Task objective
Return every line of the data below that includes the string "JSON".

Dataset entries
○ ○ ○ ○ ○

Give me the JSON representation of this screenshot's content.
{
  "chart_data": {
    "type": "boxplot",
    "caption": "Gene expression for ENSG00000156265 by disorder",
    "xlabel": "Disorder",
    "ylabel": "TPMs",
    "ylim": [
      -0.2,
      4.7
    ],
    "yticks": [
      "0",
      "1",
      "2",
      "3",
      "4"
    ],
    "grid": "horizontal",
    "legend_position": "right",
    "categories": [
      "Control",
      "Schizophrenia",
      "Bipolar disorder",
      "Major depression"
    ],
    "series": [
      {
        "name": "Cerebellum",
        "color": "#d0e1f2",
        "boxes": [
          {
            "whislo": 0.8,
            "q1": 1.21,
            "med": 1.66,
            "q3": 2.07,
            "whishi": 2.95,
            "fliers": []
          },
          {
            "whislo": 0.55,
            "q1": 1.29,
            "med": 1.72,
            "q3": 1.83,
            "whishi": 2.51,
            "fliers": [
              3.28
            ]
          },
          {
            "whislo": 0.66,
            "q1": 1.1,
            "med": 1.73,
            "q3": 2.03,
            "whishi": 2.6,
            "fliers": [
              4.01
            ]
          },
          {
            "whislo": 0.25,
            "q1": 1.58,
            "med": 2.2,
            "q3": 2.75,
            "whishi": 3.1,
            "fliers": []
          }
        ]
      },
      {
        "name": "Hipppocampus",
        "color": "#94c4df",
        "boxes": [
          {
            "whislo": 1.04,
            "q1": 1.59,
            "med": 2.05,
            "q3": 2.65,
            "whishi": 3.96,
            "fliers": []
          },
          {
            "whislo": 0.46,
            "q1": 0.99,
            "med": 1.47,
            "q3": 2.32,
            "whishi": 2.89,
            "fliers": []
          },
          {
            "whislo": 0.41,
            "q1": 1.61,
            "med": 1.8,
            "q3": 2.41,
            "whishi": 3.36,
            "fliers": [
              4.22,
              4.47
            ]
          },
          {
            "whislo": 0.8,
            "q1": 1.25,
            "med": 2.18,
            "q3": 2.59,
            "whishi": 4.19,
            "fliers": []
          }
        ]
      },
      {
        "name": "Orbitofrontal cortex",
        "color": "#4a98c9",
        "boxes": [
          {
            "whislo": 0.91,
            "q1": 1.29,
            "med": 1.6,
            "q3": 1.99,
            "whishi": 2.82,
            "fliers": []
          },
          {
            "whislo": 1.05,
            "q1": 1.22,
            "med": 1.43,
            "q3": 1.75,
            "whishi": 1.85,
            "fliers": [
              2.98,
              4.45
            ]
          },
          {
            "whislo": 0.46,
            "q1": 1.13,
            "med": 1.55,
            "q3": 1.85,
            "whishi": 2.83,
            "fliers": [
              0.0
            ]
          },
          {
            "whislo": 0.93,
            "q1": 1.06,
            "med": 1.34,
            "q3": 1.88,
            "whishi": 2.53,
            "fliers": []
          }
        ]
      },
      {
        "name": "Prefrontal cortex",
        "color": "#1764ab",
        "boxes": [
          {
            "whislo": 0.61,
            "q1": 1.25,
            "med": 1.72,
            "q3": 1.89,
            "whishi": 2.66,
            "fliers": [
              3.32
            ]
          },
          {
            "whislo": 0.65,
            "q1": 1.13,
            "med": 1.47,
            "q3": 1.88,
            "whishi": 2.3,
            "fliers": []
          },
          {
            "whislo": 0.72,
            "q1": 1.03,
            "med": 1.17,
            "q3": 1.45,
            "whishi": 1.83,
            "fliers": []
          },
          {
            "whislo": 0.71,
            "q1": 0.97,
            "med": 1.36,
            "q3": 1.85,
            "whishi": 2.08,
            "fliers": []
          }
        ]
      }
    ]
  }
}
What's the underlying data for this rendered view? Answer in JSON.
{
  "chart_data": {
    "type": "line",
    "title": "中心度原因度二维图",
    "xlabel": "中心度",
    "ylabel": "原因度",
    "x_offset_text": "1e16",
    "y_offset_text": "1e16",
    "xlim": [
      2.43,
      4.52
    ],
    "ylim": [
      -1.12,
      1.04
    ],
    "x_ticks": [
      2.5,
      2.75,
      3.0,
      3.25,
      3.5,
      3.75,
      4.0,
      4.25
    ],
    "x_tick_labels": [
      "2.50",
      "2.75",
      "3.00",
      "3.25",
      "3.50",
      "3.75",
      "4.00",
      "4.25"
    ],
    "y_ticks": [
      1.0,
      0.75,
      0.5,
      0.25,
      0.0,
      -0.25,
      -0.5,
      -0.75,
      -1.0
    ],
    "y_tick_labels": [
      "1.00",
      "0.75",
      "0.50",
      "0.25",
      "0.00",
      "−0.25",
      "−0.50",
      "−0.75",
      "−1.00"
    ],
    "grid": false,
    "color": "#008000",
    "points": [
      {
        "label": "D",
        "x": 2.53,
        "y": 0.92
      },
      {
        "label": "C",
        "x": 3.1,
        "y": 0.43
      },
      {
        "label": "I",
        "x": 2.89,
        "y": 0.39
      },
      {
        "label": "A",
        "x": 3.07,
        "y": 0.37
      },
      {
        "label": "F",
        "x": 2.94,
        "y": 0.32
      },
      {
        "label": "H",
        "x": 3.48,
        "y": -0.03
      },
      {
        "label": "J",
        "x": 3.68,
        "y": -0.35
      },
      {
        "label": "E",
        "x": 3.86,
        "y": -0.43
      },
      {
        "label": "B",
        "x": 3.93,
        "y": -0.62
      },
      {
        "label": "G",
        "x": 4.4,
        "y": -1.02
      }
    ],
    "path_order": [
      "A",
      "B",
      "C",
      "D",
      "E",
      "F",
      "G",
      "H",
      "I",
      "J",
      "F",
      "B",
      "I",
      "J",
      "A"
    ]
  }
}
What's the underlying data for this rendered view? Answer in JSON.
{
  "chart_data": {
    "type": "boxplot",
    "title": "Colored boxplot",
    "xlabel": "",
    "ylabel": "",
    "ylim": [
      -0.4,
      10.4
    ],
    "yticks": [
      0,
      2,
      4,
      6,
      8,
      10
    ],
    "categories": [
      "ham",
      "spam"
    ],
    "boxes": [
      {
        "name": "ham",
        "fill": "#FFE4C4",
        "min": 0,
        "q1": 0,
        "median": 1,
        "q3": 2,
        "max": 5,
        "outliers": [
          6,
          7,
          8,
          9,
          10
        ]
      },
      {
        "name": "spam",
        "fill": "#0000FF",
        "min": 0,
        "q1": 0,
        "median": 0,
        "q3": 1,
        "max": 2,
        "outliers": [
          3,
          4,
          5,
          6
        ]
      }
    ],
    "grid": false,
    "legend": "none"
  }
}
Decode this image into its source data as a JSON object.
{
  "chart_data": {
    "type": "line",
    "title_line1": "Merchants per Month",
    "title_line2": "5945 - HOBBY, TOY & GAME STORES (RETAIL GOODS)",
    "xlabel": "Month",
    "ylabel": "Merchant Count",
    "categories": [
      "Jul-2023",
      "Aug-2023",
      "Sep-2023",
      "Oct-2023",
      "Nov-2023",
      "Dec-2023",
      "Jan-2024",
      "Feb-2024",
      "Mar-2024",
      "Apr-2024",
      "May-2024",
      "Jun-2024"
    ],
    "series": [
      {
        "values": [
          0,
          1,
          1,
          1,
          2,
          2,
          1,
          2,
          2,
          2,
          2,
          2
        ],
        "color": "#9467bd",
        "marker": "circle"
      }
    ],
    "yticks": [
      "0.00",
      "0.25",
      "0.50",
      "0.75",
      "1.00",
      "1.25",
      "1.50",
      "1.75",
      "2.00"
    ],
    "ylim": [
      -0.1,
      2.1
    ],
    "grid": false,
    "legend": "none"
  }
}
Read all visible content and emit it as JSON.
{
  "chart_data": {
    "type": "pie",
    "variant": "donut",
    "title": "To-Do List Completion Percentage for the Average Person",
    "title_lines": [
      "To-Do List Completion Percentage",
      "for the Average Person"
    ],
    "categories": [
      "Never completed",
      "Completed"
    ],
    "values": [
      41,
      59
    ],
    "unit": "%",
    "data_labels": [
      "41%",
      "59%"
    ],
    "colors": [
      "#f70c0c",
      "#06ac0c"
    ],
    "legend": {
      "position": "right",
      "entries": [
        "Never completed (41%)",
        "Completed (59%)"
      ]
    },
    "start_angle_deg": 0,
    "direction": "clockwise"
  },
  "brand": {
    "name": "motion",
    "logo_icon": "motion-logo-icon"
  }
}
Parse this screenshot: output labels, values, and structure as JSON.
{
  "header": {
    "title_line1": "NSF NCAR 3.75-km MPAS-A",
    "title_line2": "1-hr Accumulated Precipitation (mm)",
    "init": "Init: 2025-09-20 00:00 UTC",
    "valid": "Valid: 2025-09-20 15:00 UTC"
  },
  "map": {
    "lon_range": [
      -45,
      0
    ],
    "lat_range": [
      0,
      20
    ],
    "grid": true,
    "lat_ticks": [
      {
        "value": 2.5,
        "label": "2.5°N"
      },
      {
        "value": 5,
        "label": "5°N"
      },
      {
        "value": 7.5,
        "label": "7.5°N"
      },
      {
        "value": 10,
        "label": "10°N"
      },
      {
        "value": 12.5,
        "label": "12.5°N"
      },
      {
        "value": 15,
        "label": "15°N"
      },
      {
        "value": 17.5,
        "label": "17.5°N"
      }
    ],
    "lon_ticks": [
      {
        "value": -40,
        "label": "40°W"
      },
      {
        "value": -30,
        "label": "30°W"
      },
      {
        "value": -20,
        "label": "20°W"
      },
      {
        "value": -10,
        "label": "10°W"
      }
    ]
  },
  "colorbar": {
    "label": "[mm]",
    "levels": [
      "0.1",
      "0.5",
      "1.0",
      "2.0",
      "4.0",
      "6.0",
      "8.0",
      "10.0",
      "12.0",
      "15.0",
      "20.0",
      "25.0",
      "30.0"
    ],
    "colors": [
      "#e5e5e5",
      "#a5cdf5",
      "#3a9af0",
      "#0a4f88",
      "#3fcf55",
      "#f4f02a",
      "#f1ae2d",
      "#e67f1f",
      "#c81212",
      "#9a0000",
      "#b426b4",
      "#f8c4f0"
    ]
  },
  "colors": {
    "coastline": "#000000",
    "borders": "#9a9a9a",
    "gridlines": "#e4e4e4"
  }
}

○ ○ ○ ○ ○

Final answer
Give me the JSON representation of this screenshot's content.
What's the underlying data for this rendered view? Answer in JSON.
What's the underlying data for this rendered view? Answer in JSON.
Decode this image into its source data as a JSON object.
Read all visible content and emit it as JSON.
Parse this screenshot: output labels, values, and structure as JSON.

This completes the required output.